**Description of the task:** Please print every one of the items below word for word, with no line changed or left out.

**Provided records:**
______________________________

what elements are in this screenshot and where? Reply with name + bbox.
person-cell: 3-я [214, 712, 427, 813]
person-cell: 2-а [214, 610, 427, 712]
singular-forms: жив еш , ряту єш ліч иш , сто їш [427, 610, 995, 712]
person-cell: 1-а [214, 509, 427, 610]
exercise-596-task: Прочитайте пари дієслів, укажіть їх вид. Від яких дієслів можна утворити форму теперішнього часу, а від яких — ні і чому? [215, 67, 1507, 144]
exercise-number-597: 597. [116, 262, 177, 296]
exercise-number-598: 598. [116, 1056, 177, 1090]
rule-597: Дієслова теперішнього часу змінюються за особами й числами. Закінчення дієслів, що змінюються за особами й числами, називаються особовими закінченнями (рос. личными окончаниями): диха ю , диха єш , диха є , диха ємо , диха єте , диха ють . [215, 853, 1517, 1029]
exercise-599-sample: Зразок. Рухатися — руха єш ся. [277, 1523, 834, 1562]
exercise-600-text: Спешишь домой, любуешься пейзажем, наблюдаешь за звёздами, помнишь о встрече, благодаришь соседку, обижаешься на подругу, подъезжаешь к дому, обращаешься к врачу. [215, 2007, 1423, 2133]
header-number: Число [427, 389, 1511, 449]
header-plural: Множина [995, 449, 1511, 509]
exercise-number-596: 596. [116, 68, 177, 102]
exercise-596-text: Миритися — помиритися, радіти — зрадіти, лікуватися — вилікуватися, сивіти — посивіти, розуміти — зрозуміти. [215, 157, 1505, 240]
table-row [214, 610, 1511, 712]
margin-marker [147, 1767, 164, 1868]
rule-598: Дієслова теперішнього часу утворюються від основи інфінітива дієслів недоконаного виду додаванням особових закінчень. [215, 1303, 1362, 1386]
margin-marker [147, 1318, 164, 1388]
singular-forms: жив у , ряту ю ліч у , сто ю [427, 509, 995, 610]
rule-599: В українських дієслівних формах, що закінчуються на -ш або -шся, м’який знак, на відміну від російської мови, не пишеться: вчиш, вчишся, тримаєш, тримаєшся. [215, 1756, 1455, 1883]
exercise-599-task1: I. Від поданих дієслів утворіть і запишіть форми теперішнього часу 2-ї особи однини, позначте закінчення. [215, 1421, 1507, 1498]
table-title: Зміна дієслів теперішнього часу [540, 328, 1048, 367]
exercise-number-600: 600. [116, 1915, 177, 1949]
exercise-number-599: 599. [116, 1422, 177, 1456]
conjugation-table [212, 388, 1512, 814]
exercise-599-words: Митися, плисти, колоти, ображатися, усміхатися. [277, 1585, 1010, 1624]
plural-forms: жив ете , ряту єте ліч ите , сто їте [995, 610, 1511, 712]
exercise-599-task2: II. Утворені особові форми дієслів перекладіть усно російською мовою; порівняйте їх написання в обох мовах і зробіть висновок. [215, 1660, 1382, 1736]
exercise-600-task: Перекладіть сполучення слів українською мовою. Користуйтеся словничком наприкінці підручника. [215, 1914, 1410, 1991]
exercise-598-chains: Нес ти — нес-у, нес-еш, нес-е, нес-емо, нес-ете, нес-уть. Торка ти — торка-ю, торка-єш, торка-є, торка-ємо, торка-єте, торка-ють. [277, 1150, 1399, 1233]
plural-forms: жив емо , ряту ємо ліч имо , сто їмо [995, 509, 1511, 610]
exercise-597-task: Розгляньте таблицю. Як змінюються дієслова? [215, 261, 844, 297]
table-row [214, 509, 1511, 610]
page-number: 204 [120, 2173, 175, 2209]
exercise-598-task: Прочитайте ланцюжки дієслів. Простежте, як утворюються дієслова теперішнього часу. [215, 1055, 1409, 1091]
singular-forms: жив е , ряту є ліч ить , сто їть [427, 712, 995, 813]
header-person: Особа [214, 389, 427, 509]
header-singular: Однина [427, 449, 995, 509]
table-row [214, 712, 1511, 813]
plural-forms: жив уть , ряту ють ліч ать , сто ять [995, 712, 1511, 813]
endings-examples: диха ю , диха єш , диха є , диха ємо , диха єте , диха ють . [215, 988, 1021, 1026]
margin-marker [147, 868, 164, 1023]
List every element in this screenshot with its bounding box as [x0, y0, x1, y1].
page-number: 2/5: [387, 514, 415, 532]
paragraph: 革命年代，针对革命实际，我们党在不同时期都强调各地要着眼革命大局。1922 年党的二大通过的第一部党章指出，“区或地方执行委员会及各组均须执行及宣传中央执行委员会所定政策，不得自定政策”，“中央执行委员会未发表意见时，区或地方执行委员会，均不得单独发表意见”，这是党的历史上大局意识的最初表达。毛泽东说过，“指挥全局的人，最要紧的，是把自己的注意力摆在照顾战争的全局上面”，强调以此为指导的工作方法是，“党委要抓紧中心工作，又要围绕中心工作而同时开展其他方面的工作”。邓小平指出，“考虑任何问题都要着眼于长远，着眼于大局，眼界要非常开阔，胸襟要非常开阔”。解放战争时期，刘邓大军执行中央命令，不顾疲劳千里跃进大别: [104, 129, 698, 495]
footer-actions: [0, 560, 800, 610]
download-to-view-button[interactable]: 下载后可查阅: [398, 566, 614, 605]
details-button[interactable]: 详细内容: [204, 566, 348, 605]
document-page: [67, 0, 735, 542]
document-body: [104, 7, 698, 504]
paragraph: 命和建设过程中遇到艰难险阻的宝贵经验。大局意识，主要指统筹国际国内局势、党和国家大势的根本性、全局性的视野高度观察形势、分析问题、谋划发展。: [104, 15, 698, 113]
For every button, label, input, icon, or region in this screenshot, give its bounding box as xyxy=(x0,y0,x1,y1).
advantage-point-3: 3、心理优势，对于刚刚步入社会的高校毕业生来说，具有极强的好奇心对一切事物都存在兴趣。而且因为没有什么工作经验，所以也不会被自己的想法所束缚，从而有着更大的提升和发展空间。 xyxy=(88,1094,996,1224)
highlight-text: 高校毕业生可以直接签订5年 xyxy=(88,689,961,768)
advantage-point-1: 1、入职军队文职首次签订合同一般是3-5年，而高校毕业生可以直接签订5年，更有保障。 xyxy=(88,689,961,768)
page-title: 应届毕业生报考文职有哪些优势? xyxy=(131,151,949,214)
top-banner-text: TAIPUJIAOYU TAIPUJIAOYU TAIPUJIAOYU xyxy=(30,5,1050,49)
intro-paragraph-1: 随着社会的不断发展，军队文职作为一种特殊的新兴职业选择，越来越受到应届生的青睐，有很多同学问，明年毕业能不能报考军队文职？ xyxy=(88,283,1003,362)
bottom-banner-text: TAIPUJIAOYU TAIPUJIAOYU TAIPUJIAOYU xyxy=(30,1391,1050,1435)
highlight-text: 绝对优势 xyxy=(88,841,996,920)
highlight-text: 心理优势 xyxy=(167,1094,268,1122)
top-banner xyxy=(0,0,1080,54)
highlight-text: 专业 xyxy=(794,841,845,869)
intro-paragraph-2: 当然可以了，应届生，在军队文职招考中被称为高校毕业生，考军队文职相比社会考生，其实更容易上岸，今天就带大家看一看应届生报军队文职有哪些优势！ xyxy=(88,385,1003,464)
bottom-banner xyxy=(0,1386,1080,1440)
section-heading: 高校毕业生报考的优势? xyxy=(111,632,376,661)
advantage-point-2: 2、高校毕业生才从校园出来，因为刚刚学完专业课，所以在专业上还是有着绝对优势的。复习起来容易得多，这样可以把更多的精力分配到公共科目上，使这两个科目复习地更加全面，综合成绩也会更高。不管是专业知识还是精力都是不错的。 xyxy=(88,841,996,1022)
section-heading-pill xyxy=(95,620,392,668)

______________________________

**Response:**
what elements are in this screenshot and where? Reply with name + bbox.
person-cell: 3-я [214, 712, 427, 813]
person-cell: 2-а [214, 610, 427, 712]
singular-forms: жив еш , ряту єш ліч иш , сто їш [427, 610, 995, 712]
person-cell: 1-а [214, 509, 427, 610]
exercise-596-task: Прочитайте пари дієслів, укажіть їх вид. Від яких дієслів можна утворити форму теперішнього часу, а від яких — ні і чому? [215, 67, 1507, 144]
exercise-number-597: 597. [116, 262, 177, 296]
exercise-number-598: 598. [116, 1056, 177, 1090]
rule-597: Дієслова теперішнього часу змінюються за особами й числами. Закінчення дієслів, що змінюються за особами й числами, називаються особовими закінченнями (рос. личными окончаниями): диха ю , диха єш , диха є , диха ємо , диха єте , диха ють . [215, 853, 1517, 1029]
exercise-599-sample: Зразок. Рухатися — руха єш ся. [277, 1523, 834, 1562]
exercise-600-text: Спешишь домой, любуешься пейзажем, наблюдаешь за звёздами, помнишь о встрече, благодаришь соседку, обижаешься на подругу, подъезжаешь к дому, обращаешься к врачу. [215, 2007, 1423, 2133]
header-number: Число [427, 389, 1511, 449]
header-plural: Множина [995, 449, 1511, 509]
exercise-number-596: 596. [116, 68, 177, 102]
exercise-596-text: Миритися — помиритися, радіти — зрадіти, лікуватися — вилікуватися, сивіти — посивіти, розуміти — зрозуміти. [215, 157, 1505, 240]
table-row [214, 610, 1511, 712]
margin-marker [147, 1767, 164, 1868]
rule-598: Дієслова теперішнього часу утворюються від основи інфінітива дієслів недоконаного виду додаванням особових закінчень. [215, 1303, 1362, 1386]
margin-marker [147, 1318, 164, 1388]
singular-forms: жив у , ряту ю ліч у , сто ю [427, 509, 995, 610]
rule-599: В українських дієслівних формах, що закінчуються на -ш або -шся, м’який знак, на відміну від російської мови, не пишеться: вчиш, вчишся, тримаєш, тримаєшся. [215, 1756, 1455, 1883]
exercise-599-task1: I. Від поданих дієслів утворіть і запишіть форми теперішнього часу 2-ї особи однини, позначте закінчення. [215, 1421, 1507, 1498]
table-title: Зміна дієслів теперішнього часу [540, 328, 1048, 367]
exercise-number-600: 600. [116, 1915, 177, 1949]
exercise-number-599: 599. [116, 1422, 177, 1456]
conjugation-table [212, 388, 1512, 814]
exercise-599-words: Митися, плисти, колоти, ображатися, усміхатися. [277, 1585, 1010, 1624]
plural-forms: жив ете , ряту єте ліч ите , сто їте [995, 610, 1511, 712]
exercise-599-task2: II. Утворені особові форми дієслів перекладіть усно російською мовою; порівняйте їх написання в обох мовах і зробіть висновок. [215, 1660, 1382, 1736]
exercise-600-task: Перекладіть сполучення слів українською мовою. Користуйтеся словничком наприкінці підручника. [215, 1914, 1410, 1991]
exercise-598-chains: Нес ти — нес-у, нес-еш, нес-е, нес-емо, нес-ете, нес-уть. Торка ти — торка-ю, торка-єш, торка-є, торка-ємо, торка-єте, торка-ють. [277, 1150, 1399, 1233]
plural-forms: жив емо , ряту ємо ліч имо , сто їмо [995, 509, 1511, 610]
exercise-597-task: Розгляньте таблицю. Як змінюються дієслова? [215, 261, 844, 297]
table-row [214, 509, 1511, 610]
page-number: 204 [120, 2173, 175, 2209]
exercise-598-task: Прочитайте ланцюжки дієслів. Простежте, як утворюються дієслова теперішнього часу. [215, 1055, 1409, 1091]
singular-forms: жив е , ряту є ліч ить , сто їть [427, 712, 995, 813]
header-person: Особа [214, 389, 427, 509]
header-singular: Однина [427, 449, 995, 509]
table-row [214, 712, 1511, 813]
plural-forms: жив уть , ряту ють ліч ать , сто ять [995, 712, 1511, 813]
endings-examples: диха ю , диха єш , диха є , диха ємо , диха єте , диха ють . [215, 988, 1021, 1026]
margin-marker [147, 868, 164, 1023]
List every element in this screenshot with its bounding box as [x0, y0, x1, y1].
page-number: 2/5: [387, 514, 415, 532]
paragraph: 革命年代，针对革命实际，我们党在不同时期都强调各地要着眼革命大局。1922 年党的二大通过的第一部党章指出，“区或地方执行委员会及各组均须执行及宣传中央执行委员会所定政策，不得自定政策”，“中央执行委员会未发表意见时，区或地方执行委员会，均不得单独发表意见”，这是党的历史上大局意识的最初表达。毛泽东说过，“指挥全局的人，最要紧的，是把自己的注意力摆在照顾战争的全局上面”，强调以此为指导的工作方法是，“党委要抓紧中心工作，又要围绕中心工作而同时开展其他方面的工作”。邓小平指出，“考虑任何问题都要着眼于长远，着眼于大局，眼界要非常开阔，胸襟要非常开阔”。解放战争时期，刘邓大军执行中央命令，不顾疲劳千里跃进大别: [104, 129, 698, 495]
footer-actions: [0, 560, 800, 610]
download-to-view-button[interactable]: 下载后可查阅: [398, 566, 614, 605]
details-button[interactable]: 详细内容: [204, 566, 348, 605]
document-page: [67, 0, 735, 542]
document-body: [104, 7, 698, 504]
paragraph: 命和建设过程中遇到艰难险阻的宝贵经验。大局意识，主要指统筹国际国内局势、党和国家大势的根本性、全局性的视野高度观察形势、分析问题、谋划发展。: [104, 15, 698, 113]
For every button, label, input, icon, or region in this screenshot, give its bounding box as xyxy=(x0,y0,x1,y1).
advantage-point-3: 3、心理优势，对于刚刚步入社会的高校毕业生来说，具有极强的好奇心对一切事物都存在兴趣。而且因为没有什么工作经验，所以也不会被自己的想法所束缚，从而有着更大的提升和发展空间。 xyxy=(88,1094,996,1224)
highlight-text: 高校毕业生可以直接签订5年 xyxy=(88,689,961,768)
advantage-point-1: 1、入职军队文职首次签订合同一般是3-5年，而高校毕业生可以直接签订5年，更有保障。 xyxy=(88,689,961,768)
page-title: 应届毕业生报考文职有哪些优势? xyxy=(131,151,949,214)
top-banner-text: TAIPUJIAOYU TAIPUJIAOYU TAIPUJIAOYU xyxy=(30,5,1050,49)
intro-paragraph-1: 随着社会的不断发展，军队文职作为一种特殊的新兴职业选择，越来越受到应届生的青睐，有很多同学问，明年毕业能不能报考军队文职？ xyxy=(88,283,1003,362)
bottom-banner-text: TAIPUJIAOYU TAIPUJIAOYU TAIPUJIAOYU xyxy=(30,1391,1050,1435)
highlight-text: 绝对优势 xyxy=(88,841,996,920)
highlight-text: 心理优势 xyxy=(167,1094,268,1122)
top-banner xyxy=(0,0,1080,54)
highlight-text: 专业 xyxy=(794,841,845,869)
intro-paragraph-2: 当然可以了，应届生，在军队文职招考中被称为高校毕业生，考军队文职相比社会考生，其实更容易上岸，今天就带大家看一看应届生报军队文职有哪些优势！ xyxy=(88,385,1003,464)
bottom-banner xyxy=(0,1386,1080,1440)
section-heading: 高校毕业生报考的优势? xyxy=(111,632,376,661)
advantage-point-2: 2、高校毕业生才从校园出来，因为刚刚学完专业课，所以在专业上还是有着绝对优势的。复习起来容易得多，这样可以把更多的精力分配到公共科目上，使这两个科目复习地更加全面，综合成绩也会更高。不管是专业知识还是精力都是不错的。 xyxy=(88,841,996,1022)
section-heading-pill xyxy=(95,620,392,668)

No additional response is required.